**What is required:** Extract all of the data and reproduce it precisely.

**Stored records:**

▬▬▬▬▬▬▬▬▬▬

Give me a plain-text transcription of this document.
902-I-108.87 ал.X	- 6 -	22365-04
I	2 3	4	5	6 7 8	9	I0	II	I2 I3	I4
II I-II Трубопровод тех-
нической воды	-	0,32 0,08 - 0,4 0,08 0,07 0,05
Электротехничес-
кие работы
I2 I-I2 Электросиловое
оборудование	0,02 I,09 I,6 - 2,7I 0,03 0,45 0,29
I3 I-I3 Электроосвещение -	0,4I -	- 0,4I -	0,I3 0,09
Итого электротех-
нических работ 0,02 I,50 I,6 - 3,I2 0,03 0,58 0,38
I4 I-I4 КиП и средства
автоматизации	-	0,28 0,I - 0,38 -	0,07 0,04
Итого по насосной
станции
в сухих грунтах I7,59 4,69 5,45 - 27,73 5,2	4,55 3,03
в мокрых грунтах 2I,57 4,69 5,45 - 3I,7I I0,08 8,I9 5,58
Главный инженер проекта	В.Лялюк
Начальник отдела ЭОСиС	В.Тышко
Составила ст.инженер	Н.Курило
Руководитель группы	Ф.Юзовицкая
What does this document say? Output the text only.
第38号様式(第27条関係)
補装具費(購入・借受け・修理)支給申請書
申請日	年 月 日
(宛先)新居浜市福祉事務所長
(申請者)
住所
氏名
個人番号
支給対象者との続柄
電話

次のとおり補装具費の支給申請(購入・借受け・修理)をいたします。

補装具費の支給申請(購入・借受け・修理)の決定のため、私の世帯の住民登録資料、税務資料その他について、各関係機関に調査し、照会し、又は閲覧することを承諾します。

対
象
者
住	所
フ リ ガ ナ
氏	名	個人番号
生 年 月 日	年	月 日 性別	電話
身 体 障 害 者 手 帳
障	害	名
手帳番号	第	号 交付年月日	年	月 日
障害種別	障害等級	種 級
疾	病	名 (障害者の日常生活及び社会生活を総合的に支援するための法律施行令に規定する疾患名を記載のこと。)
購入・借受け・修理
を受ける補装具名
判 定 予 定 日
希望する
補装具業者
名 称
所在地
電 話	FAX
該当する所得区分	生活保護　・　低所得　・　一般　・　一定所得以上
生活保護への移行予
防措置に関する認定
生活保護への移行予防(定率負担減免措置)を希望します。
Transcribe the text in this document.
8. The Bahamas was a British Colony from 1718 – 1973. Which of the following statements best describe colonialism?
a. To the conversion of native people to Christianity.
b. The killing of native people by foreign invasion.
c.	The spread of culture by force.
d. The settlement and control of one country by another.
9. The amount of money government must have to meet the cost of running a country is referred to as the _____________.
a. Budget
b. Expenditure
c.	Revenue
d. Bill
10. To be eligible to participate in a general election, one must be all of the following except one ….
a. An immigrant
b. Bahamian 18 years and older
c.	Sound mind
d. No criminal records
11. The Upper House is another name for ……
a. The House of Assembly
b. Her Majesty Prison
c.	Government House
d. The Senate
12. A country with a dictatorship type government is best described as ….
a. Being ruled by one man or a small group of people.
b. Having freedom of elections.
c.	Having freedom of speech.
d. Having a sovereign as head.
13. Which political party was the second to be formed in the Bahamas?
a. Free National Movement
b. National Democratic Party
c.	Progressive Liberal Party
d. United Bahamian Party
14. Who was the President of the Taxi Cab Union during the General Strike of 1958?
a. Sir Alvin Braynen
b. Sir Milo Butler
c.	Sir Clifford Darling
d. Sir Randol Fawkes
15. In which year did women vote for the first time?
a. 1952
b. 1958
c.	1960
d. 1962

▬▬▬▬▬▬▬▬▬▬

**Reply:**
Give me a plain-text transcription of this document.
902-I-108.87 ал.X	- 6 -	22365-04
I	2 3	4	5	6 7 8	9	I0	II	I2 I3	I4
II I-II Трубопровод тех-
нической воды	-	0,32 0,08 - 0,4 0,08 0,07 0,05
Электротехничес-
кие работы
I2 I-I2 Электросиловое
оборудование	0,02 I,09 I,6 - 2,7I 0,03 0,45 0,29
I3 I-I3 Электроосвещение -	0,4I -	- 0,4I -	0,I3 0,09
Итого электротех-
нических работ 0,02 I,50 I,6 - 3,I2 0,03 0,58 0,38
I4 I-I4 КиП и средства
автоматизации	-	0,28 0,I - 0,38 -	0,07 0,04
Итого по насосной
станции
в сухих грунтах I7,59 4,69 5,45 - 27,73 5,2	4,55 3,03
в мокрых грунтах 2I,57 4,69 5,45 - 3I,7I I0,08 8,I9 5,58
Главный инженер проекта	В.Лялюк
Начальник отдела ЭОСиС	В.Тышко
Составила ст.инженер	Н.Курило
Руководитель группы	Ф.Юзовицкая
What does this document say? Output the text only.
第38号様式(第27条関係)
補装具費(購入・借受け・修理)支給申請書
申請日	年 月 日
(宛先)新居浜市福祉事務所長
(申請者)
住所
氏名
個人番号
支給対象者との続柄
電話

次のとおり補装具費の支給申請(購入・借受け・修理)をいたします。

補装具費の支給申請(購入・借受け・修理)の決定のため、私の世帯の住民登録資料、税務資料その他について、各関係機関に調査し、照会し、又は閲覧することを承諾します。

対
象
者
住	所
フ リ ガ ナ
氏	名	個人番号
生 年 月 日	年	月 日 性別	電話
身 体 障 害 者 手 帳
障	害	名
手帳番号	第	号 交付年月日	年	月 日
障害種別	障害等級	種 級
疾	病	名 (障害者の日常生活及び社会生活を総合的に支援するための法律施行令に規定する疾患名を記載のこと。)
購入・借受け・修理
を受ける補装具名
判 定 予 定 日
希望する
補装具業者
名 称
所在地
電 話	FAX
該当する所得区分	生活保護　・　低所得　・　一般　・　一定所得以上
生活保護への移行予
防措置に関する認定
生活保護への移行予防(定率負担減免措置)を希望します。
Transcribe the text in this document.
8. The Bahamas was a British Colony from 1718 – 1973. Which of the following statements best describe colonialism?
a. To the conversion of native people to Christianity.
b. The killing of native people by foreign invasion.
c.	The spread of culture by force.
d. The settlement and control of one country by another.
9. The amount of money government must have to meet the cost of running a country is referred to as the _____________.
a. Budget
b. Expenditure
c.	Revenue
d. Bill
10. To be eligible to participate in a general election, one must be all of the following except one ….
a. An immigrant
b. Bahamian 18 years and older
c.	Sound mind
d. No criminal records
11. The Upper House is another name for ……
a. The House of Assembly
b. Her Majesty Prison
c.	Government House
d. The Senate
12. A country with a dictatorship type government is best described as ….
a. Being ruled by one man or a small group of people.
b. Having freedom of elections.
c.	Having freedom of speech.
d. Having a sovereign as head.
13. Which political party was the second to be formed in the Bahamas?
a. Free National Movement
b. National Democratic Party
c.	Progressive Liberal Party
d. United Bahamian Party
14. Who was the President of the Taxi Cab Union during the General Strike of 1958?
a. Sir Alvin Braynen
b. Sir Milo Butler
c.	Sir Clifford Darling
d. Sir Randol Fawkes
15. In which year did women vote for the first time?
a. 1952
b. 1958
c.	1960
d. 1962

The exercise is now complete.